#### Work instructions
Look over the listing below and report how many of its lines contain the string "Dios", with no other words.

#### Available data
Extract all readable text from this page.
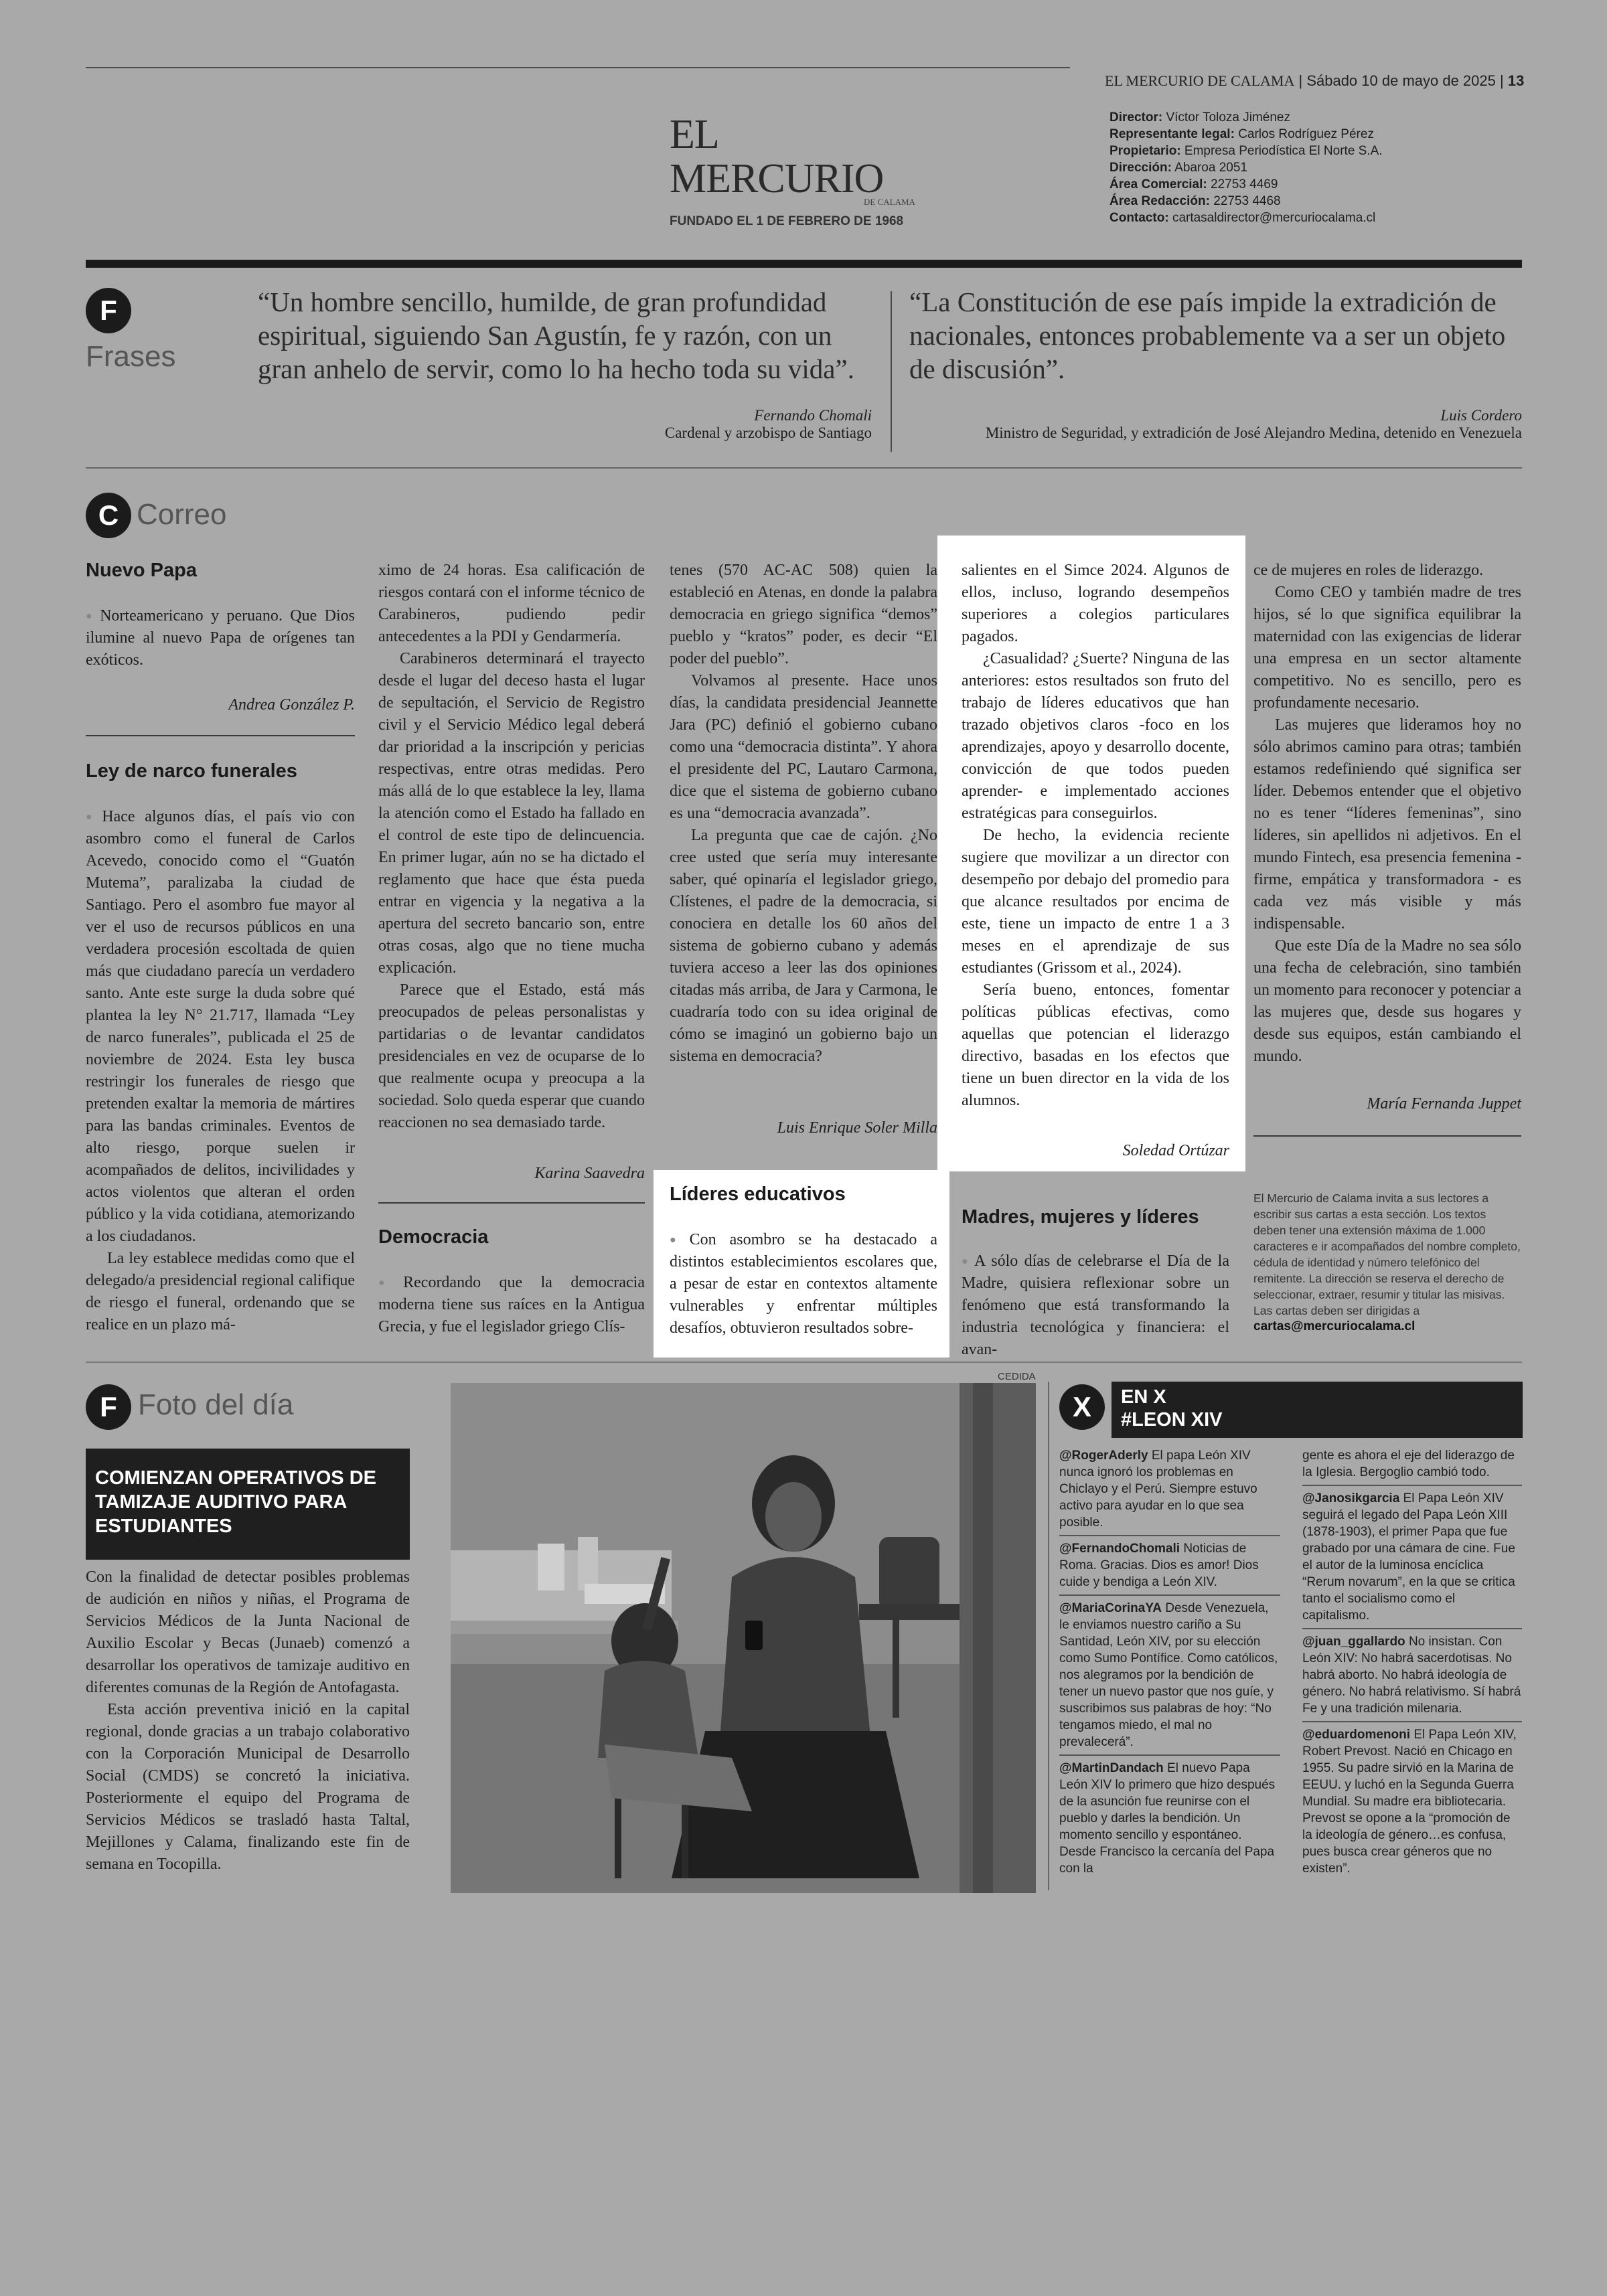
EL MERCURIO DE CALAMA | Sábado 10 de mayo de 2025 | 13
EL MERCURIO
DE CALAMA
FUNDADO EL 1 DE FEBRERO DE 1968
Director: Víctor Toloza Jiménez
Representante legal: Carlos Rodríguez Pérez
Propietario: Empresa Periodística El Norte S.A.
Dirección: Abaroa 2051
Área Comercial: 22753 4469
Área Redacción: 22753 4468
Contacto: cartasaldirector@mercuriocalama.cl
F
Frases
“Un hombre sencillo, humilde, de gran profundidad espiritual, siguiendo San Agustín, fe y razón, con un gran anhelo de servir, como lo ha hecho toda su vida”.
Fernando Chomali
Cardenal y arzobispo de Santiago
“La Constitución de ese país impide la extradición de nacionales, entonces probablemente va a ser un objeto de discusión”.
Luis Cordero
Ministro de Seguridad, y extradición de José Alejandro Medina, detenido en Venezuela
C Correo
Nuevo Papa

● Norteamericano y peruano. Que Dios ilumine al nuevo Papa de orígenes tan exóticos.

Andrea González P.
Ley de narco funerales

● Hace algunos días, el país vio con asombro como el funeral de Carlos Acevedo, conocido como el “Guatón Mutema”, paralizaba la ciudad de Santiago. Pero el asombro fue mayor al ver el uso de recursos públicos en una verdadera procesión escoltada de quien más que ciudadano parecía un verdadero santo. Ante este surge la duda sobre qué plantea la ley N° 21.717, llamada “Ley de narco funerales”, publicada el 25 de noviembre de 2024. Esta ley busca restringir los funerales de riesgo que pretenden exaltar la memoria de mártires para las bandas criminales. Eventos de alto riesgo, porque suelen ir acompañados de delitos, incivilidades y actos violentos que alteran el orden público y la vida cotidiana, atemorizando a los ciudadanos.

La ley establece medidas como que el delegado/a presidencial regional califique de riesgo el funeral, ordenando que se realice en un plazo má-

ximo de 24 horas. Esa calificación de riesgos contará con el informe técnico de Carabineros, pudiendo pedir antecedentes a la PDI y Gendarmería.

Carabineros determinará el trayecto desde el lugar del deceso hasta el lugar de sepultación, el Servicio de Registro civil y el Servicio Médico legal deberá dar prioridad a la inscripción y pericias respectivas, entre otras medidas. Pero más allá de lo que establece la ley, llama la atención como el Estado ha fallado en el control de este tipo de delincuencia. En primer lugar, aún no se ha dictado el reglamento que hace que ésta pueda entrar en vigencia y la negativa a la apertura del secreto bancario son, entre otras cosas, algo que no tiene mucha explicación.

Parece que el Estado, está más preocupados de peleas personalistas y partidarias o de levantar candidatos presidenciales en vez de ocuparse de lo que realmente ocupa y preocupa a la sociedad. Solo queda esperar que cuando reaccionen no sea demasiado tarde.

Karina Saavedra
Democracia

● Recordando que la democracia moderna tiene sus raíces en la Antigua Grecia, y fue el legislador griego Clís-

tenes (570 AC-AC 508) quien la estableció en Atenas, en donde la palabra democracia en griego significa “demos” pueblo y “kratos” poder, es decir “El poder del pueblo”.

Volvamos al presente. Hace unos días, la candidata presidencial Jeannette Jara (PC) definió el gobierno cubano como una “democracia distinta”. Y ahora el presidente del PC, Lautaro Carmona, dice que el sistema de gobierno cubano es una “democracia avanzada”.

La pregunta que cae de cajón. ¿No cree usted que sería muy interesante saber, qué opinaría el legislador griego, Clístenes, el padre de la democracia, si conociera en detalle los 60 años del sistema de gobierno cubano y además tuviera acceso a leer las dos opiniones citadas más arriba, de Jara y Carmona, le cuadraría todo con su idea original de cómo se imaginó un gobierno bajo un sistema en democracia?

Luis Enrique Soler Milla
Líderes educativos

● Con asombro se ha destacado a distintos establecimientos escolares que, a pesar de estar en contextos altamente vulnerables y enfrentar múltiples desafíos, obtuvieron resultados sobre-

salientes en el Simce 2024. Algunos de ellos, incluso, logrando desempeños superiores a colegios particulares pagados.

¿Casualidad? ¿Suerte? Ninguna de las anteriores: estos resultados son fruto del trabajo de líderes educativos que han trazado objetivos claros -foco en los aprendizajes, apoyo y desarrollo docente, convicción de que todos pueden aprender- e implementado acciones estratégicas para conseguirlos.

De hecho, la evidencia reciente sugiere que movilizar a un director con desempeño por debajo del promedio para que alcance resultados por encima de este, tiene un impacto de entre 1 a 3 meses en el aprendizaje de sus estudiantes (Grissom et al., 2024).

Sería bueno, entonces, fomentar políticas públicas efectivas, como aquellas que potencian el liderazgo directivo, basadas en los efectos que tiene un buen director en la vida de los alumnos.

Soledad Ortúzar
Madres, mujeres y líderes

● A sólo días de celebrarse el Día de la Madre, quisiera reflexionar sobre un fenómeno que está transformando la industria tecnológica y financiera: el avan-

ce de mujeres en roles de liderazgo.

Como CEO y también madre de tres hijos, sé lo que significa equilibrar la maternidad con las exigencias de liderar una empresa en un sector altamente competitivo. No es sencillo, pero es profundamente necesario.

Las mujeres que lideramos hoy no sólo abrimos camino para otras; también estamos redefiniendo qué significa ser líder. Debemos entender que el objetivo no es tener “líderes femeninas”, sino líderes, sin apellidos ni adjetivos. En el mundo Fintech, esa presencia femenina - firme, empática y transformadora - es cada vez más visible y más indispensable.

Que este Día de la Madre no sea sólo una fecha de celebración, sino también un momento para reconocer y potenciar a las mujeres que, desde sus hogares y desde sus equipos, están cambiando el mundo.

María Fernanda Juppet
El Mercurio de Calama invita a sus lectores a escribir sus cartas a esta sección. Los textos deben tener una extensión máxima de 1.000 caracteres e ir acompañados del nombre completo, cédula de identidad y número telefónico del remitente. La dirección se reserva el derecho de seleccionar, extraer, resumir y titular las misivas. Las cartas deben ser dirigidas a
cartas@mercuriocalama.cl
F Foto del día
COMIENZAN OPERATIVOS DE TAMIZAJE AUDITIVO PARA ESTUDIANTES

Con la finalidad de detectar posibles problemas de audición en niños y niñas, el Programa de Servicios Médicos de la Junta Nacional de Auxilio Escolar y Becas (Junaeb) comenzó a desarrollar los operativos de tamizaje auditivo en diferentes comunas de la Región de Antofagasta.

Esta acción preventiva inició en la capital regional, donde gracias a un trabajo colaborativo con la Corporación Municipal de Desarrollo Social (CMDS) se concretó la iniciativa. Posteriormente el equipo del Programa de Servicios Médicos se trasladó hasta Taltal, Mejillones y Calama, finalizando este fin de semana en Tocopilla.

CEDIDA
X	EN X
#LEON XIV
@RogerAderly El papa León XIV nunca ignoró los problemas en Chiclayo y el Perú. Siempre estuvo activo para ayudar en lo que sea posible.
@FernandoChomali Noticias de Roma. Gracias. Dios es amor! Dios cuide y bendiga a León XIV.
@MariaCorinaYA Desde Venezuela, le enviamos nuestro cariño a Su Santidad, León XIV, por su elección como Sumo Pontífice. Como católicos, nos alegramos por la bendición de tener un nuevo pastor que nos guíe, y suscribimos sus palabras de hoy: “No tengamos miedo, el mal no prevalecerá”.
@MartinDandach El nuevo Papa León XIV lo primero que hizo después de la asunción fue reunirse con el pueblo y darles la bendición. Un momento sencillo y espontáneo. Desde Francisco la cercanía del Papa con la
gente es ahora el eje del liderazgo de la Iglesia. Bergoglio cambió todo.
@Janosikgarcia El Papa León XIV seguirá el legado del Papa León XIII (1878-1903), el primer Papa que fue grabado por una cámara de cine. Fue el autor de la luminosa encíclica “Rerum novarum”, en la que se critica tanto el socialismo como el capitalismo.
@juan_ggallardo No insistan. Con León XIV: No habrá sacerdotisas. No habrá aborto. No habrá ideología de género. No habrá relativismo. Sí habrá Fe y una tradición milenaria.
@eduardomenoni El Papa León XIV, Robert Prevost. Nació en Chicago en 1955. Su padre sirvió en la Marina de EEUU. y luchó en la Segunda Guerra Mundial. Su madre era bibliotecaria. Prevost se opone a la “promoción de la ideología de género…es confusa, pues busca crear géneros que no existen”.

...

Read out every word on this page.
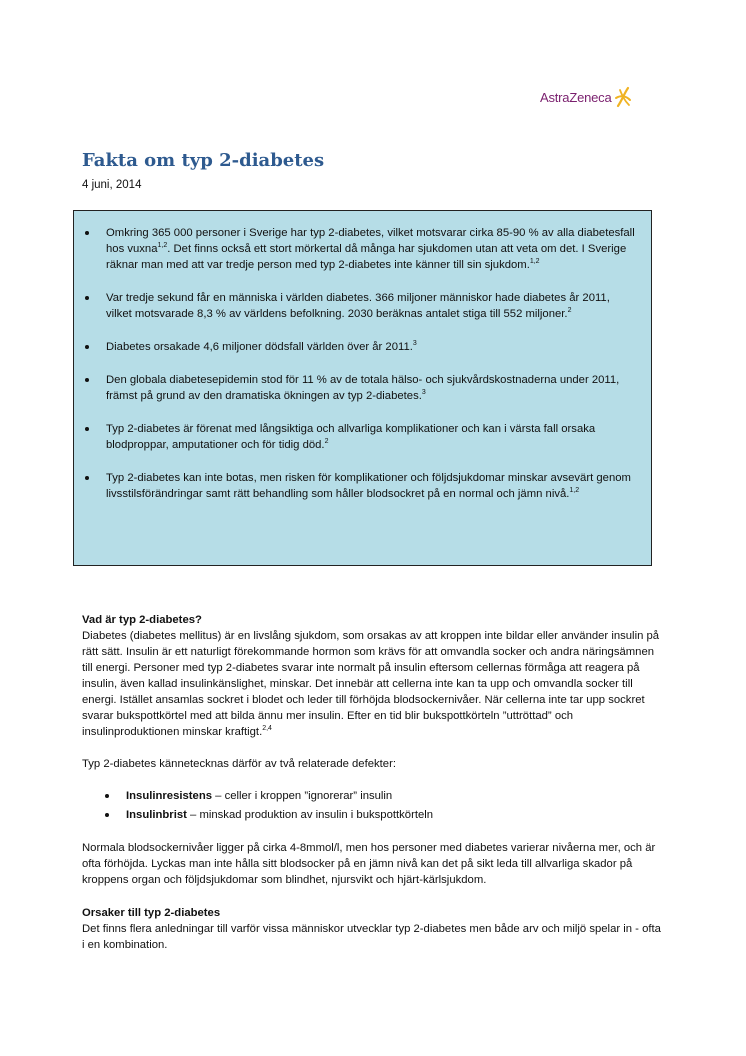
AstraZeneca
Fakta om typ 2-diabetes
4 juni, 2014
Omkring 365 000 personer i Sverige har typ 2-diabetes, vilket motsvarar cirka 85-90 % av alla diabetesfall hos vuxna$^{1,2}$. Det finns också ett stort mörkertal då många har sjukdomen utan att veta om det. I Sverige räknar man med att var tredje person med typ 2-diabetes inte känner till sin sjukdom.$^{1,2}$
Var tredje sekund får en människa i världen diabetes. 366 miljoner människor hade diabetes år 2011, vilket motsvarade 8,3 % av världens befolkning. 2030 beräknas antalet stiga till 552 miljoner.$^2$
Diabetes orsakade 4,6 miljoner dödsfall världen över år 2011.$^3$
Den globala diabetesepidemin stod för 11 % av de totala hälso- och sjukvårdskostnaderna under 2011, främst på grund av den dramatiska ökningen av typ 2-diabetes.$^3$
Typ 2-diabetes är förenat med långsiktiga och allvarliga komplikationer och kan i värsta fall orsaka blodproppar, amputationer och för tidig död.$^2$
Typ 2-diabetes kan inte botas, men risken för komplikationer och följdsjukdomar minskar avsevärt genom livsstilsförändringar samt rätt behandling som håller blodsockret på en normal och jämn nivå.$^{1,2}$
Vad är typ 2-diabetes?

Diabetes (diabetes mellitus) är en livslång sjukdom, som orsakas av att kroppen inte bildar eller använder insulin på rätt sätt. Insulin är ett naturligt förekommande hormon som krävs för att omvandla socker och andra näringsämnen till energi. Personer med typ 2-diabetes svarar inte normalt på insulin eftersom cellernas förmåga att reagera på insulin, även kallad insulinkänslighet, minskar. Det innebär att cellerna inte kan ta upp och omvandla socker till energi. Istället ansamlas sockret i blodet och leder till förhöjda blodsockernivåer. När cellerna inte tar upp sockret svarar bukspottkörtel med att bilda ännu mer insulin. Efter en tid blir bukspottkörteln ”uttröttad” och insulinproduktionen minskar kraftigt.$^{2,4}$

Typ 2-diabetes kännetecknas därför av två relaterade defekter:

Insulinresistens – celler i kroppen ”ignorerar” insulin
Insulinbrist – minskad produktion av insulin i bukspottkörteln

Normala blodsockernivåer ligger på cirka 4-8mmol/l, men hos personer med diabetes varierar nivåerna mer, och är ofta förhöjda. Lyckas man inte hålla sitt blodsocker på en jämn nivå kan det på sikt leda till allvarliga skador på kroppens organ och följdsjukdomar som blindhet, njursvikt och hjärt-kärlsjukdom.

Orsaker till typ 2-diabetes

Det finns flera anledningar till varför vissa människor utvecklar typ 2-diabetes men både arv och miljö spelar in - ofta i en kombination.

#### Task solution
2